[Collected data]
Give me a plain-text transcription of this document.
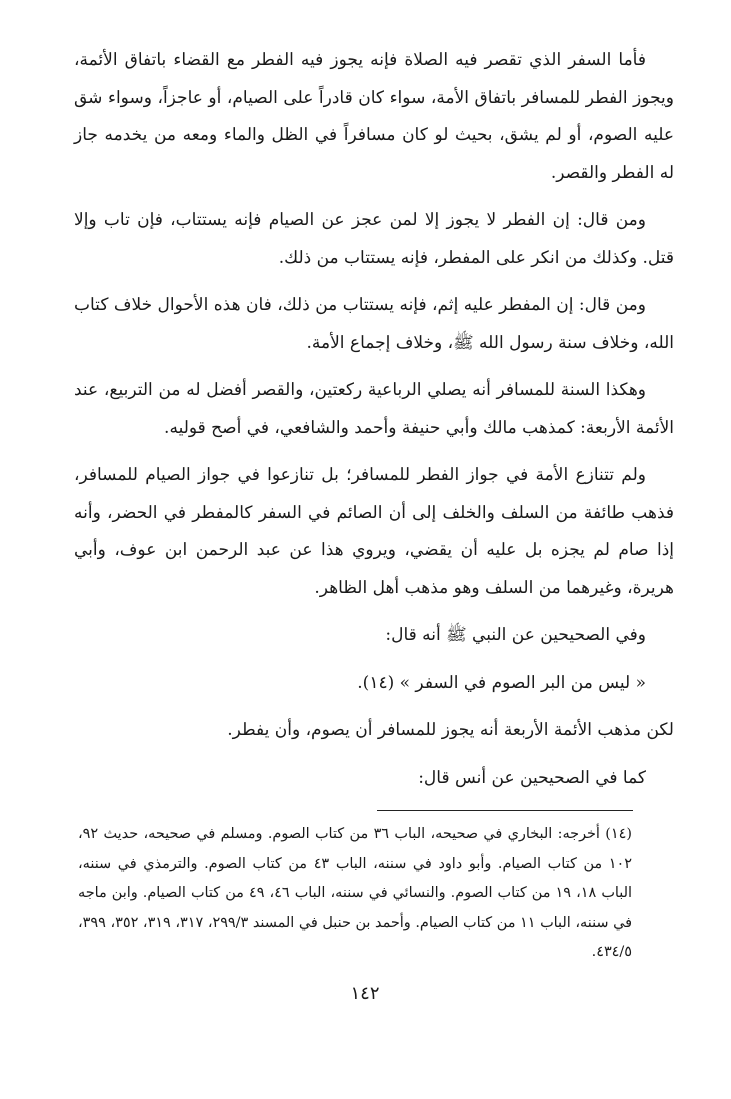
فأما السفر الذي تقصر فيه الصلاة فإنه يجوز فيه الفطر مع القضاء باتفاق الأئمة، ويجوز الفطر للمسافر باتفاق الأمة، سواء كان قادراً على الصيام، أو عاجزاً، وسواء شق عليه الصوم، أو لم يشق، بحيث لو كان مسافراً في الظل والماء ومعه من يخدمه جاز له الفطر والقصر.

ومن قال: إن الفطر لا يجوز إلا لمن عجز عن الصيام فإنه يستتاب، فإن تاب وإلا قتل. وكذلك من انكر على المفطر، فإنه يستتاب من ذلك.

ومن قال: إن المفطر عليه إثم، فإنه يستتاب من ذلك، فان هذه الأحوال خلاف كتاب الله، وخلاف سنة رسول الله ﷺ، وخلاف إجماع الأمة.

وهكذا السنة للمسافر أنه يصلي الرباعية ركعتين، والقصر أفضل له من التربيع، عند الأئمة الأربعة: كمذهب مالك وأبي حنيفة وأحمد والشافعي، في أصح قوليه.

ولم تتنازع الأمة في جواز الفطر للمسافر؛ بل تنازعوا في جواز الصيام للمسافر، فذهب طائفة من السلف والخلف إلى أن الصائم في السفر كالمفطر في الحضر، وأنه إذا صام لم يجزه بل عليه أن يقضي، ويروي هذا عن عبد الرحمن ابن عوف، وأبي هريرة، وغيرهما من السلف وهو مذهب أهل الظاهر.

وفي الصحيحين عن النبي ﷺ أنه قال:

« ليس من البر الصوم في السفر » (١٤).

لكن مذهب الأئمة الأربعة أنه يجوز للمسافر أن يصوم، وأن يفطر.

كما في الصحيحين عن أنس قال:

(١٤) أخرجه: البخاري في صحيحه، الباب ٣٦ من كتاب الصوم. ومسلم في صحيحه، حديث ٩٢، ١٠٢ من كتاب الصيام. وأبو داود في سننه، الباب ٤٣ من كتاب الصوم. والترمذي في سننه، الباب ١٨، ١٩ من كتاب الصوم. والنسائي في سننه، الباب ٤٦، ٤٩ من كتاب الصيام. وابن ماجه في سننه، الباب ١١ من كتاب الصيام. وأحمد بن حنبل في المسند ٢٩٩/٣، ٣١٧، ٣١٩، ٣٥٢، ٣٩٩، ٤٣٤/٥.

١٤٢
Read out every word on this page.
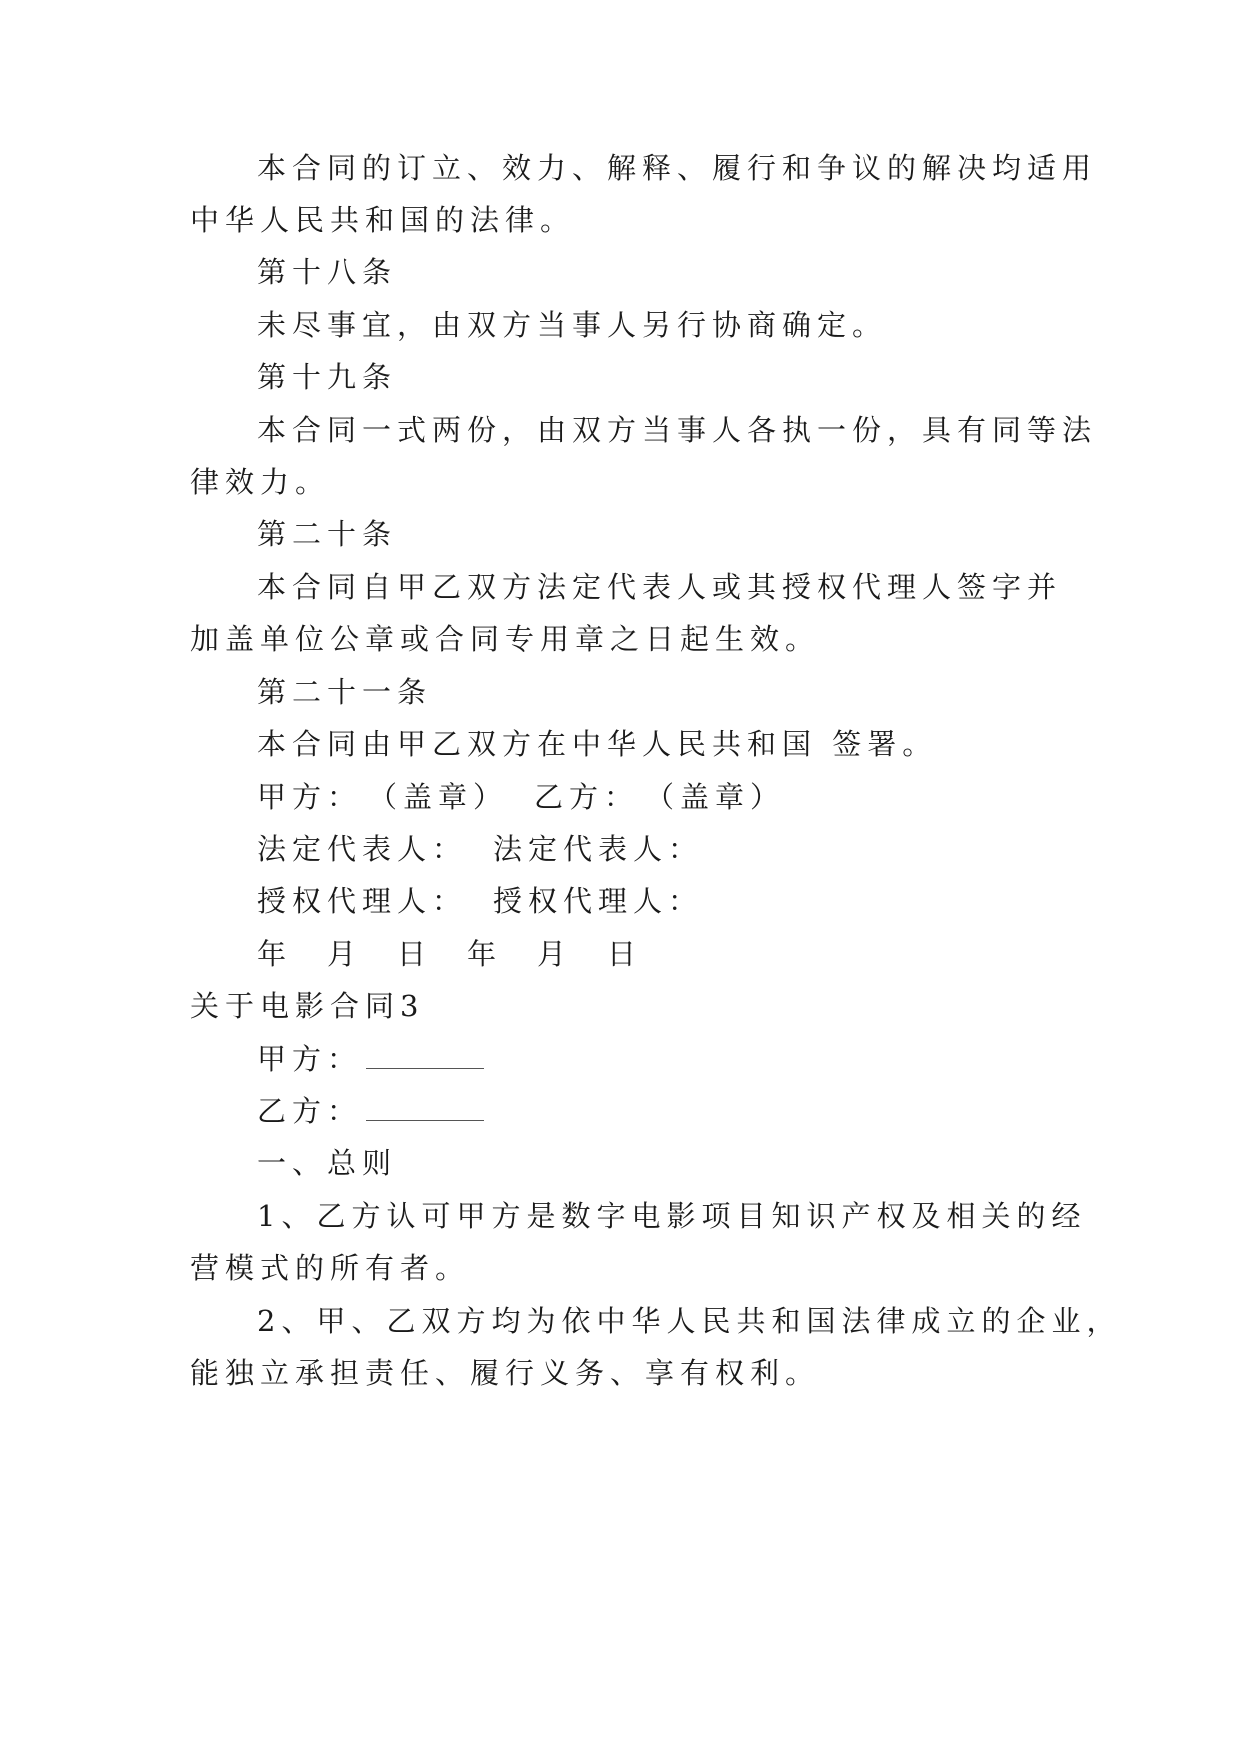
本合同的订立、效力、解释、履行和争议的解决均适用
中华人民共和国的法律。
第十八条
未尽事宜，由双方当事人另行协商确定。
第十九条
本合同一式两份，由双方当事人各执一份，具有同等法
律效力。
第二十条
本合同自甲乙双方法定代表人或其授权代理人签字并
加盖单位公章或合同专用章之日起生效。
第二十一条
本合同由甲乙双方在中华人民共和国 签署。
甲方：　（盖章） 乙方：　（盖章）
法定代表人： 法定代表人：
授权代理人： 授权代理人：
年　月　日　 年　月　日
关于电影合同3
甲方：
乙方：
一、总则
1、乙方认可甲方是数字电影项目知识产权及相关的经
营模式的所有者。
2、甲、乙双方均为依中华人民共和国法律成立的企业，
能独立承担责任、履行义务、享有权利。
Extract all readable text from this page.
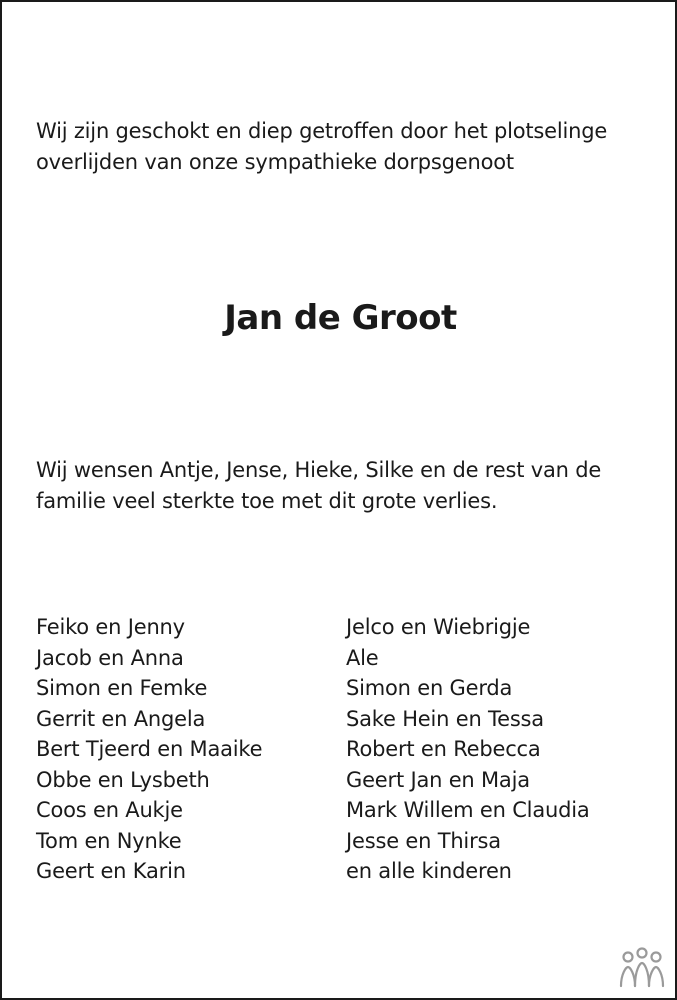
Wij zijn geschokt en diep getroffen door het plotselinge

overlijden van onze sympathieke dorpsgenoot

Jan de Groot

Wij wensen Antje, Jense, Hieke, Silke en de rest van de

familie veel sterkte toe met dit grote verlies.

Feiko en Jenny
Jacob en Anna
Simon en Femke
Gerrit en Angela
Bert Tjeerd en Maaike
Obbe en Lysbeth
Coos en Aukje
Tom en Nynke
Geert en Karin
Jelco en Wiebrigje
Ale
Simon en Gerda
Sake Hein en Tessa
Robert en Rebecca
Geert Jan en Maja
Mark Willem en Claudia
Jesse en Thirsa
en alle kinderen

- _What to do_: Transcribe every line from the records above without alteration, and leave out the images.

- _Response to the task_:
Give me a plain-text transcription of this document.
فأما السفر الذي تقصر فيه الصلاة فإنه يجوز فيه الفطر مع القضاء باتفاق الأئمة، ويجوز الفطر للمسافر باتفاق الأمة، سواء كان قادراً على الصيام، أو عاجزاً، وسواء شق عليه الصوم، أو لم يشق، بحيث لو كان مسافراً في الظل والماء ومعه من يخدمه جاز له الفطر والقصر.

ومن قال: إن الفطر لا يجوز إلا لمن عجز عن الصيام فإنه يستتاب، فإن تاب وإلا قتل. وكذلك من انكر على المفطر، فإنه يستتاب من ذلك.

ومن قال: إن المفطر عليه إثم، فإنه يستتاب من ذلك، فان هذه الأحوال خلاف كتاب الله، وخلاف سنة رسول الله ﷺ، وخلاف إجماع الأمة.

وهكذا السنة للمسافر أنه يصلي الرباعية ركعتين، والقصر أفضل له من التربيع، عند الأئمة الأربعة: كمذهب مالك وأبي حنيفة وأحمد والشافعي، في أصح قوليه.

ولم تتنازع الأمة في جواز الفطر للمسافر؛ بل تنازعوا في جواز الصيام للمسافر، فذهب طائفة من السلف والخلف إلى أن الصائم في السفر كالمفطر في الحضر، وأنه إذا صام لم يجزه بل عليه أن يقضي، ويروي هذا عن عبد الرحمن ابن عوف، وأبي هريرة، وغيرهما من السلف وهو مذهب أهل الظاهر.

وفي الصحيحين عن النبي ﷺ أنه قال:

« ليس من البر الصوم في السفر » (١٤).

لكن مذهب الأئمة الأربعة أنه يجوز للمسافر أن يصوم، وأن يفطر.

كما في الصحيحين عن أنس قال:

(١٤) أخرجه: البخاري في صحيحه، الباب ٣٦ من كتاب الصوم. ومسلم في صحيحه، حديث ٩٢، ١٠٢ من كتاب الصيام. وأبو داود في سننه، الباب ٤٣ من كتاب الصوم. والترمذي في سننه، الباب ١٨، ١٩ من كتاب الصوم. والنسائي في سننه، الباب ٤٦، ٤٩ من كتاب الصيام. وابن ماجه في سننه، الباب ١١ من كتاب الصيام. وأحمد بن حنبل في المسند ٢٩٩/٣، ٣١٧، ٣١٩، ٣٥٢، ٣٩٩، ٤٣٤/٥.

١٤٢
Read out every word on this page.
本合同的订立、效力、解释、履行和争议的解决均适用
中华人民共和国的法律。
第十八条
未尽事宜，由双方当事人另行协商确定。
第十九条
本合同一式两份，由双方当事人各执一份，具有同等法
律效力。
第二十条
本合同自甲乙双方法定代表人或其授权代理人签字并
加盖单位公章或合同专用章之日起生效。
第二十一条
本合同由甲乙双方在中华人民共和国 签署。
甲方：　（盖章） 乙方：　（盖章）
法定代表人： 法定代表人：
授权代理人： 授权代理人：
年　月　日　 年　月　日
关于电影合同3
甲方：
乙方：
一、总则
1、乙方认可甲方是数字电影项目知识产权及相关的经
营模式的所有者。
2、甲、乙双方均为依中华人民共和国法律成立的企业，
能独立承担责任、履行义务、享有权利。
Extract all readable text from this page.
Wij zijn geschokt en diep getroffen door het plotselinge

overlijden van onze sympathieke dorpsgenoot

Jan de Groot

Wij wensen Antje, Jense, Hieke, Silke en de rest van de

familie veel sterkte toe met dit grote verlies.

Feiko en Jenny
Jacob en Anna
Simon en Femke
Gerrit en Angela
Bert Tjeerd en Maaike
Obbe en Lysbeth
Coos en Aukje
Tom en Nynke
Geert en Karin
Jelco en Wiebrigje
Ale
Simon en Gerda
Sake Hein en Tessa
Robert en Rebecca
Geert Jan en Maja
Mark Willem en Claudia
Jesse en Thirsa
en alle kinderen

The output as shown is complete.